■ EXERCISE DETAILS: Pull out the lines from the one containing "Parse this screenshot: output" through the final line of the listing below and repeat them exactly. Leave the pictures behind.

■ THE INPUT:
----------

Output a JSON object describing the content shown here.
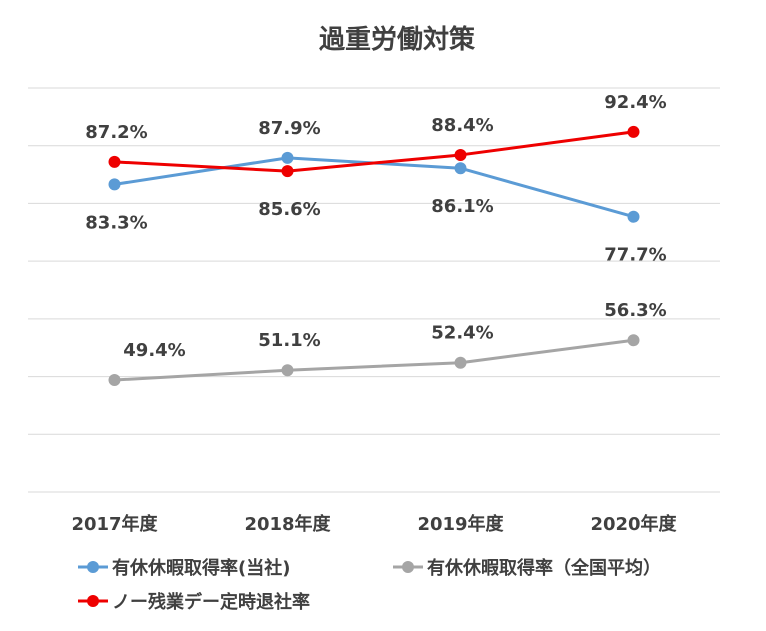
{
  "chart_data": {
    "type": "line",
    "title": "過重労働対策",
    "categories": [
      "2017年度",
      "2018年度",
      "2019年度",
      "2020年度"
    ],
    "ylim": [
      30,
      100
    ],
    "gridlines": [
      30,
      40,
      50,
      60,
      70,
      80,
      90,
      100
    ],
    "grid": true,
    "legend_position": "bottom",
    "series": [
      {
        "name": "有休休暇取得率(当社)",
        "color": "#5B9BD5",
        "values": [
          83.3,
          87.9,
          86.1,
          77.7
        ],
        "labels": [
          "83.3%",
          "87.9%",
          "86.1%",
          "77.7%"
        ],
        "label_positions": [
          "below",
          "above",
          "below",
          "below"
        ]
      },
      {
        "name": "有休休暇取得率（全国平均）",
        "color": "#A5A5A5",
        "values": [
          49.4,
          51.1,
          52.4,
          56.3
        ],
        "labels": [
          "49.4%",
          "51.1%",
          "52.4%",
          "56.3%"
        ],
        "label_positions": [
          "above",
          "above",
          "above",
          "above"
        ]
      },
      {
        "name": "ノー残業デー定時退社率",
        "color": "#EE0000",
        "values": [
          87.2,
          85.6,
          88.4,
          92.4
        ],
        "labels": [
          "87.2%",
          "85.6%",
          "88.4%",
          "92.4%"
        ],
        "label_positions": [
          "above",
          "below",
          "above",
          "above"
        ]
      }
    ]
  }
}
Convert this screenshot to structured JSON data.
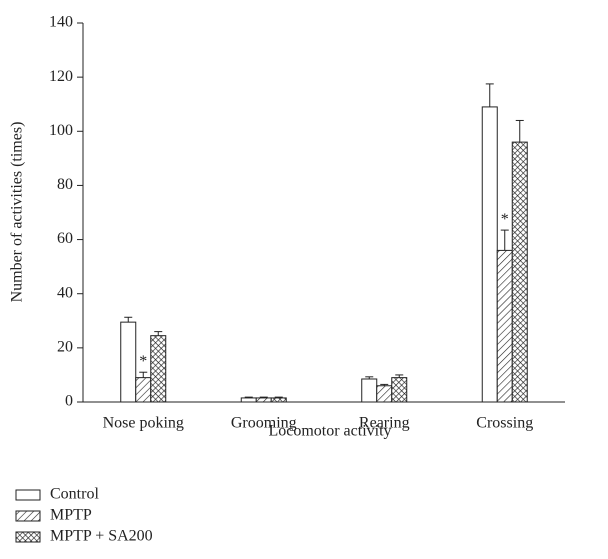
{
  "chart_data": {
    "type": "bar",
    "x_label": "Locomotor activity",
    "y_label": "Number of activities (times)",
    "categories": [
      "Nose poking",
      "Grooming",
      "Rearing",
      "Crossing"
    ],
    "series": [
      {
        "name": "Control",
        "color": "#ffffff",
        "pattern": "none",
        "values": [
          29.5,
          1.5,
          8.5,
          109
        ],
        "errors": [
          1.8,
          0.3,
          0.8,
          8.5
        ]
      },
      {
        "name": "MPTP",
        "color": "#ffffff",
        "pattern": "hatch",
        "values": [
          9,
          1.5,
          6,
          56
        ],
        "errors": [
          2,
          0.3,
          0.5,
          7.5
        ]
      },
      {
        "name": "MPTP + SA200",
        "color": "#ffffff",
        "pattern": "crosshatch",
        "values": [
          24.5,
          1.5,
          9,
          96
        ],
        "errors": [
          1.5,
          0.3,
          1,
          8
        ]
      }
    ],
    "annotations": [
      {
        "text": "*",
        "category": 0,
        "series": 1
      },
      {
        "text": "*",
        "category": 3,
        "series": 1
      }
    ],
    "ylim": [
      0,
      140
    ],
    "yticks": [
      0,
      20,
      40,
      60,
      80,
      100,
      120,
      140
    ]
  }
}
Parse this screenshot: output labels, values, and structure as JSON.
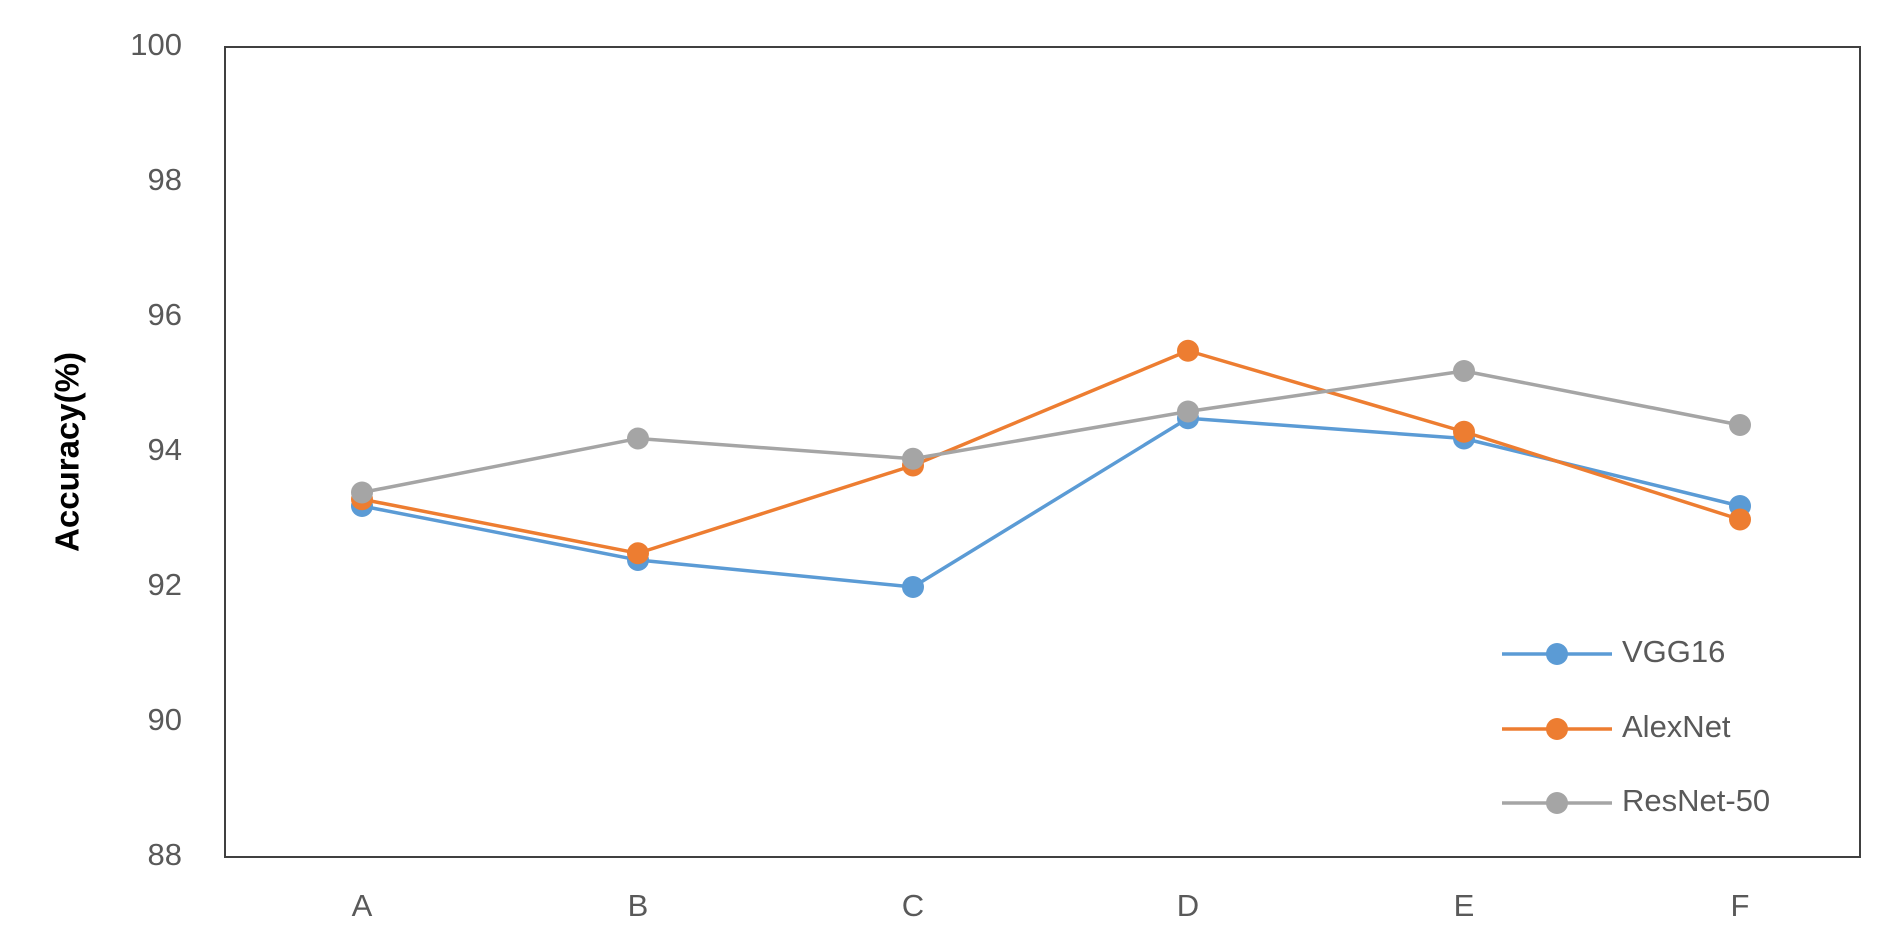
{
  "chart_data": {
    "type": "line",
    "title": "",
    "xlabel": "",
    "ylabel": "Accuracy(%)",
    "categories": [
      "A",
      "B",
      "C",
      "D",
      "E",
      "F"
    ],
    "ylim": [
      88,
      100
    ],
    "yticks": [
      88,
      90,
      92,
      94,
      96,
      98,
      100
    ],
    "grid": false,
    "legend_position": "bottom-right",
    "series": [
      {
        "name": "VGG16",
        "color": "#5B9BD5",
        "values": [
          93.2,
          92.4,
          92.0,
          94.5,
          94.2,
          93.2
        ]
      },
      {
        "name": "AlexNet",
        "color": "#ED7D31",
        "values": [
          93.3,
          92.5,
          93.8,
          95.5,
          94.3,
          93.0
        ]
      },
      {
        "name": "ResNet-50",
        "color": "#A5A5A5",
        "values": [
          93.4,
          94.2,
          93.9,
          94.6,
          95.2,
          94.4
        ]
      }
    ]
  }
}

----------

■ CORRECT ANSWER:
Parse this screenshot: output labels, values, and structure as JSON.
{
  "chart_data": {
    "type": "line",
    "title": "",
    "xlabel": "",
    "ylabel": "Accuracy(%)",
    "categories": [
      "A",
      "B",
      "C",
      "D",
      "E",
      "F"
    ],
    "ylim": [
      88,
      100
    ],
    "yticks": [
      88,
      90,
      92,
      94,
      96,
      98,
      100
    ],
    "grid": false,
    "legend_position": "bottom-right",
    "series": [
      {
        "name": "VGG16",
        "color": "#5B9BD5",
        "values": [
          93.2,
          92.4,
          92.0,
          94.5,
          94.2,
          93.2
        ]
      },
      {
        "name": "AlexNet",
        "color": "#ED7D31",
        "values": [
          93.3,
          92.5,
          93.8,
          95.5,
          94.3,
          93.0
        ]
      },
      {
        "name": "ResNet-50",
        "color": "#A5A5A5",
        "values": [
          93.4,
          94.2,
          93.9,
          94.6,
          95.2,
          94.4
        ]
      }
    ]
  }
}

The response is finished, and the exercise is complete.